* _Short task_
Convert the records below into a JSON list of strings, one string for each line, and leave out blank lines.

* _Input material_
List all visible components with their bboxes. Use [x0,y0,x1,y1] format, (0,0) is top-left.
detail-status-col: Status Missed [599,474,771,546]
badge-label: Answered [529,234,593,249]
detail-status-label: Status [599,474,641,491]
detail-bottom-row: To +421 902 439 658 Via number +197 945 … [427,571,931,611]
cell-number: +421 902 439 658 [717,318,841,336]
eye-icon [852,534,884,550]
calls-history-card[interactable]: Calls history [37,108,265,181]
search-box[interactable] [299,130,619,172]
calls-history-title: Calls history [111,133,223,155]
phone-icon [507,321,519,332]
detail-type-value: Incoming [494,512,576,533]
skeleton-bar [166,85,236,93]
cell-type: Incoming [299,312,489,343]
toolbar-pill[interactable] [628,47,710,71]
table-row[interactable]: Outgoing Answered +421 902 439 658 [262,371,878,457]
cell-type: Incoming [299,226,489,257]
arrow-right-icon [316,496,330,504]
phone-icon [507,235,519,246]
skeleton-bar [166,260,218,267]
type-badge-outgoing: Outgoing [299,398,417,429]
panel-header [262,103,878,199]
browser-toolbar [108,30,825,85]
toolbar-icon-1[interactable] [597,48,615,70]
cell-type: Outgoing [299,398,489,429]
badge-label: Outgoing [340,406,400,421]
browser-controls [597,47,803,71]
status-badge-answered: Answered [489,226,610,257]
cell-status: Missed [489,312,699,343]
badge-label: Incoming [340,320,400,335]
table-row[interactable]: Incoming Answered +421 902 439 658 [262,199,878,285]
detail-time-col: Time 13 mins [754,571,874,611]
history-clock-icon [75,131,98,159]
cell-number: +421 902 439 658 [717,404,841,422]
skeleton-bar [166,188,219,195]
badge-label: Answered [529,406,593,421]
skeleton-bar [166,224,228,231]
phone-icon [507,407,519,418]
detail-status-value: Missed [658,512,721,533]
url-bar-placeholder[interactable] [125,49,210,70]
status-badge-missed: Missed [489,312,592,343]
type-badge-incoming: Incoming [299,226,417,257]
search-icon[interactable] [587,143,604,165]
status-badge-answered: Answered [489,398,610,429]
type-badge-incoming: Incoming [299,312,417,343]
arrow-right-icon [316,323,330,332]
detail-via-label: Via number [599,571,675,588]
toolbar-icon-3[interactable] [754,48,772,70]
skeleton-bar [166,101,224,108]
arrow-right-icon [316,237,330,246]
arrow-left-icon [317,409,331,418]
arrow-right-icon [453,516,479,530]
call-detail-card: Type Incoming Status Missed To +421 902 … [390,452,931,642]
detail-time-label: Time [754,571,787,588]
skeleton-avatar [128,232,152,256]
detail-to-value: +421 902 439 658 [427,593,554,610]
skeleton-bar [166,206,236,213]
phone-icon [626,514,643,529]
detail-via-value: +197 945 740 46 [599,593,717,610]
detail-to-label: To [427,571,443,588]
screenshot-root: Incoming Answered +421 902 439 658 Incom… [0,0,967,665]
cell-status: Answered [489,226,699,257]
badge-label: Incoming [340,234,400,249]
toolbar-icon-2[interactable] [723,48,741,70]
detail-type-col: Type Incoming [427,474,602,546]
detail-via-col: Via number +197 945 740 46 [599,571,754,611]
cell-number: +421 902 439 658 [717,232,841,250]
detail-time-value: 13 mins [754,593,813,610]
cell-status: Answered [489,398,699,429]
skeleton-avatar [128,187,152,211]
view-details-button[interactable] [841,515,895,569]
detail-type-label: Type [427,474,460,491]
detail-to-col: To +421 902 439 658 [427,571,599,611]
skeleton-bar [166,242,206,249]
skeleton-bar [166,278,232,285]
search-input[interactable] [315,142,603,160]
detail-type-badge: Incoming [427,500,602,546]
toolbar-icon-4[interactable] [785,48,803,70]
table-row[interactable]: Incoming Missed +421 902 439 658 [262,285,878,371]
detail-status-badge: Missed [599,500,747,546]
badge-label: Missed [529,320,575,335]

* _Full answer_
[
  "List all visible components with their bboxes. Use [x0,y0,x1,y1] format, (0,0) is top-left.",
  "detail-status-col: Status Missed [599,474,771,546]",
  "badge-label: Answered [529,234,593,249]",
  "detail-status-label: Status [599,474,641,491]",
  "detail-bottom-row: To +421 902 439 658 Via number +197 945 … [427,571,931,611]",
  "cell-number: +421 902 439 658 [717,318,841,336]",
  "eye-icon [852,534,884,550]",
  "calls-history-card[interactable]: Calls history [37,108,265,181]",
  "search-box[interactable] [299,130,619,172]",
  "calls-history-title: Calls history [111,133,223,155]",
  "phone-icon [507,321,519,332]",
  "detail-type-value: Incoming [494,512,576,533]",
  "skeleton-bar [166,85,236,93]",
  "cell-type: Incoming [299,312,489,343]",
  "toolbar-pill[interactable] [628,47,710,71]",
  "table-row[interactable]: Outgoing Answered +421 902 439 658 [262,371,878,457]",
  "cell-type: Incoming [299,226,489,257]",
  "arrow-right-icon [316,496,330,504]",
  "phone-icon [507,235,519,246]",
  "skeleton-bar [166,260,218,267]",
  "type-badge-outgoing: Outgoing [299,398,417,429]",
  "panel-header [262,103,878,199]",
  "browser-toolbar [108,30,825,85]",
  "toolbar-icon-1[interactable] [597,48,615,70]",
  "cell-type: Outgoing [299,398,489,429]",
  "badge-label: Outgoing [340,406,400,421]",
  "browser-controls [597,47,803,71]",
  "status-badge-answered: Answered [489,226,610,257]",
  "cell-status: Missed [489,312,699,343]",
  "badge-label: Incoming [340,320,400,335]",
  "table-row[interactable]: Incoming Answered +421 902 439 658 [262,199,878,285]",
  "detail-time-col: Time 13 mins [754,571,874,611]",
  "history-clock-icon [75,131,98,159]",
  "cell-number: +421 902 439 658 [717,404,841,422]",
  "skeleton-bar [166,188,219,195]",
  "badge-label: Answered [529,406,593,421]",
  "skeleton-bar [166,224,228,231]",
  "phone-icon [507,407,519,418]",
  "detail-status-value: Missed [658,512,721,533]",
  "url-bar-placeholder[interactable] [125,49,210,70]",
  "status-badge-missed: Missed [489,312,592,343]",
  "type-badge-incoming: Incoming [299,226,417,257]",
  "search-icon[interactable] [587,143,604,165]",
  "status-badge-answered: Answered [489,398,610,429]",
  "type-badge-incoming: Incoming [299,312,417,343]",
  "arrow-right-icon [316,323,330,332]",
  "detail-via-label: Via number [599,571,675,588]",
  "toolbar-icon-3[interactable] [754,48,772,70]",
  "skeleton-bar [166,101,224,108]",
  "arrow-right-icon [316,237,330,246]",
  "arrow-left-icon [317,409,331,418]",
  "arrow-right-icon [453,516,479,530]",
  "call-detail-card: Type Incoming Status Missed To +421 902 … [390,452,931,642]",
  "detail-time-label: Time [754,571,787,588]",
  "skeleton-avatar [128,232,152,256]",
  "detail-to-value: +421 902 439 658 [427,593,554,610]",
  "skeleton-bar [166,206,236,213]",
  "phone-icon [626,514,643,529]",
  "detail-via-value: +197 945 740 46 [599,593,717,610]",
  "detail-to-label: To [427,571,443,588]",
  "screenshot-root: Incoming Answered +421 902 439 658 Incom… [0,0,967,665]",
  "cell-status: Answered [489,226,699,257]",
  "badge-label: Incoming [340,234,400,249]",
  "toolbar-icon-2[interactable] [723,48,741,70]",
  "detail-type-col: Type Incoming [427,474,602,546]",
  "detail-via-col: Via number +197 945 740 46 [599,571,754,611]",
  "cell-number: +421 902 439 658 [717,232,841,250]",
  "detail-time-value: 13 mins [754,593,813,610]",
  "cell-status: Answered [489,398,699,429]",
  "skeleton-avatar [128,187,152,211]",
  "view-details-button[interactable] [841,515,895,569]",
  "detail-type-label: Type [427,474,460,491]",
  "detail-to-col: To +421 902 439 658 [427,571,599,611]",
  "skeleton-bar [166,242,206,249]",
  "skeleton-bar [166,278,232,285]",
  "search-input[interactable] [315,142,603,160]",
  "detail-type-badge: Incoming [427,500,602,546]",
  "toolbar-icon-4[interactable] [785,48,803,70]",
  "table-row[interactable]: Incoming Missed +421 902 439 658 [262,285,878,371]",
  "detail-status-badge: Missed [599,500,747,546]",
  "badge-label: Missed [529,320,575,335]"
]